**Short problem 1**. Decide whether each statement below agrees with the S3 sink issue, answering yes or no and quoting the deciding words of the S3 sink issue: (a) The exceptions end the task and come back each time it is restarted. (b) The sink was being used with the JSON Converter. (c) The last log line says the task will recover on its own.
**Short problem 2**. In the records, write out the lines from the line with "code-line: return $m/title/text(): [40, 256, 854, 280]" up to and including the line with "code-line: some $a".

>> begin Excerpted text

S3 sink crashes on null-valued tombstone messages. #42

ldcasillas-progreso · 2017-05-04T20:53:20Z

If we try to use the Confluent S3 sink (with the Avro Converter) to save a topic that uses null-valued messages as tombstones for log compaction, we get exceptions like the following. These exceptions kill the task, and repeat whenever we try to restart it.

[2017-05-03 14:31:56,348] INFO Opening record writer for: topics/my_instance.my_database.my_table/partition=1/my_instance.my_database.my_table+1+0001400000.avro (io.confluent.connect.s3.format.avro.AvroRecordWriterProvider:66)
[2017-05-03 14:31:56,422] ERROR Task s3-my-instance-sink-0 threw an uncaught and unrecoverable exception (org.apache.kafka.connect.runtime.WorkerSinkTask:449)
org.apache.kafka.connect.errors.ConnectException: org.apache.kafka.connect.errors.SchemaProjectorException: Switch between schema-based and schema-less data is not supported
at io.confluent.connect.s3.TopicPartitionWriter.write(TopicPartitionWriter.java:213)
at io.confluent.connect.s3.S3SinkTask.put(S3SinkTask.java:163)
at org.apache.kafka.connect.runtime.WorkerSinkTask.deliverMessages(WorkerSinkTask.java:429)
at org.apache.kafka.connect.runtime.WorkerSinkTask.poll(WorkerSinkTask.java:250)
at org.apache.kafka.connect.runtime.WorkerSinkTask.iteration(WorkerSinkTask.java:179)
at org.apache.kafka.connect.runtime.WorkerSinkTask.execute(WorkerSinkTask.java:148)
at org.apache.kafka.connect.runtime.WorkerTask.doRun(WorkerTask.java:139)
at org.apache.kafka.connect.runtime.WorkerTask.run(WorkerTask.java:182)
at java.util.concurrent.Executors$RunnableAdapter.call(Executors.java:511)
at java.util.concurrent.FutureTask.run(FutureTask.java:266)
at java.util.concurrent.ThreadPoolExecutor.runWorker(ThreadPoolExecutor.java:1142)
at java.util.concurrent.ThreadPoolExecutor$Worker.run(ThreadPoolExecutor.java:617)
at java.lang.Thread.run(Thread.java:748)
Caused by: org.apache.kafka.connect.errors.SchemaProjectorException: Switch between schema-based and schema-less data is not supported
at io.confluent.connect.storage.schema.StorageSchemaCompatibility.validateAndCheck(StorageSchemaCompatibility.java:75)
at io.confluent.connect.storage.schema.StorageSchemaCompatibility.shouldChangeSchema(StorageSchemaCompatibility.java:91)
at io.confluent.connect.s3.TopicPartitionWriter.write(TopicPartitionWriter.java:184)
... 12 more
[2017-05-03 14:31:56,422] ERROR Task is being killed and will not recover until manually restarted (org.apache.kafka.connect.runtime.WorkerSinkTask:450)

>> end Excerpted text
>> begin Material to process

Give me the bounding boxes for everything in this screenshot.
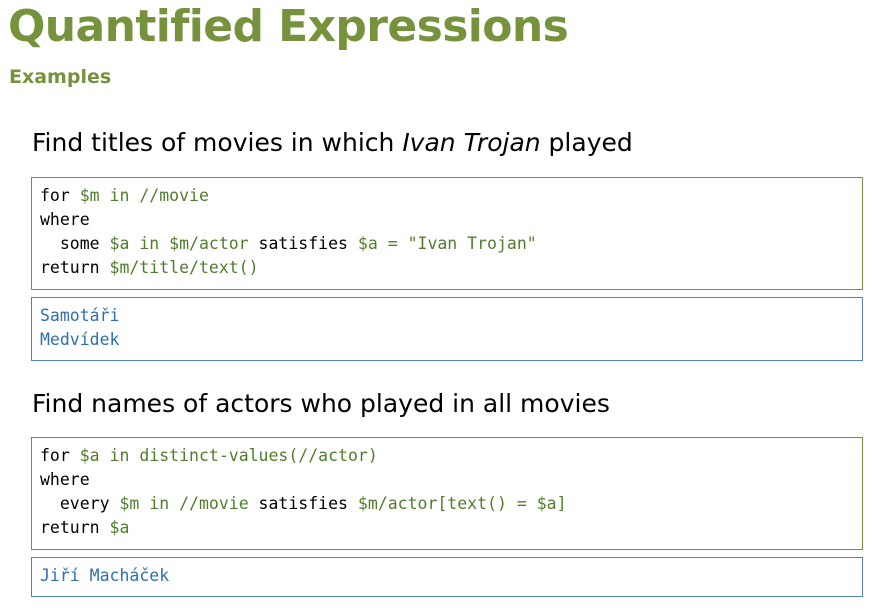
code-line: return $m/title/text(): [40, 256, 854, 280]
code-keyword: where: [40, 470, 90, 489]
code-expression: $m in //movie: [79, 186, 209, 205]
slide-subtitle: Examples: [9, 66, 112, 88]
result-line: Jiří Macháček: [40, 566, 170, 585]
example2-query-box: for $a in distinct-values(//actor) where…: [31, 437, 863, 550]
result-line: Medvídek: [40, 330, 120, 349]
code-keyword: for: [40, 186, 80, 205]
example2-heading: Find names of actors who played in all m…: [32, 389, 610, 418]
example1-heading-actor: Ivan Trojan: [402, 128, 541, 157]
code-line: where: [40, 468, 854, 492]
code-keyword: return: [40, 258, 110, 277]
code-keyword: for: [40, 446, 80, 465]
code-keyword: return: [40, 518, 110, 537]
code-expression: $a in $m/actor: [109, 234, 249, 253]
code-line: some $a in $m/actor satisfies $a = "Ivan…: [40, 232, 854, 256]
code-expression: $a = "Ivan Trojan": [357, 234, 537, 253]
code-keyword: where: [40, 210, 90, 229]
example1-query-box: for $m in //movie where some $a in $m/ac…: [31, 177, 863, 290]
code-expression: $a: [109, 518, 130, 537]
code-line: return $a: [40, 516, 854, 540]
code-keyword: some: [40, 234, 110, 253]
example1-heading: Find titles of movies in which Ivan Troj…: [32, 126, 633, 160]
example2-result-box: Jiří Macháček: [31, 557, 863, 597]
code-expression: $m in //movie: [119, 494, 249, 513]
code-line: where: [40, 208, 854, 232]
code-line: for $a in distinct-values(//actor): [40, 444, 854, 468]
example1-result-box: Samotáři Medvídek: [31, 297, 863, 361]
example1-heading-text: Find titles of movies in which: [32, 128, 403, 157]
code-line: every $m in //movie satisfies $m/actor[t…: [40, 492, 854, 516]
code-keyword: satisfies: [248, 494, 358, 513]
code-expression: $m/actor[text() = $a]: [357, 494, 567, 513]
code-line: for $m in //movie: [40, 184, 854, 208]
slide-title: Quantified Expressions: [8, 1, 569, 52]
result-line: Samotáři: [40, 306, 120, 325]
code-keyword: every: [40, 494, 120, 513]
code-expression: $m/title/text(): [109, 258, 259, 277]
code-keyword: satisfies: [248, 234, 358, 253]
code-expression: $a in distinct-values(//actor): [79, 446, 378, 465]
example1-heading-suffix: played: [540, 128, 633, 157]
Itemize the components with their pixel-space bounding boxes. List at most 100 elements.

>> end Material to process

**Task solution 1**.
(a) Yes: "These exceptions kill the task, and repeat whenever we try to restart it."
(b) No: "with the Avro Converter"
(c) No: "Task is being killed and will not recover until manually restarted"

**Task solution 2**.
code-line: return $m/title/text(): [40, 256, 854, 280]
code-keyword: where: [40, 470, 90, 489]
code-expression: $m in //movie: [79, 186, 209, 205]
slide-subtitle: Examples: [9, 66, 112, 88]
result-line: Jiří Macháček: [40, 566, 170, 585]
example2-query-box: for $a in distinct-values(//actor) where…: [31, 437, 863, 550]
result-line: Medvídek: [40, 330, 120, 349]
code-keyword: for: [40, 186, 80, 205]
example2-heading: Find names of actors who played in all m…: [32, 389, 610, 418]
example1-heading-actor: Ivan Trojan: [402, 128, 541, 157]
code-line: where: [40, 468, 854, 492]
code-keyword: return: [40, 258, 110, 277]
code-keyword: for: [40, 446, 80, 465]
code-keyword: return: [40, 518, 110, 537]
code-expression: $a in $m/actor: [109, 234, 249, 253]
code-line: some $a in $m/actor satisfies $a = "Ivan…: [40, 232, 854, 256]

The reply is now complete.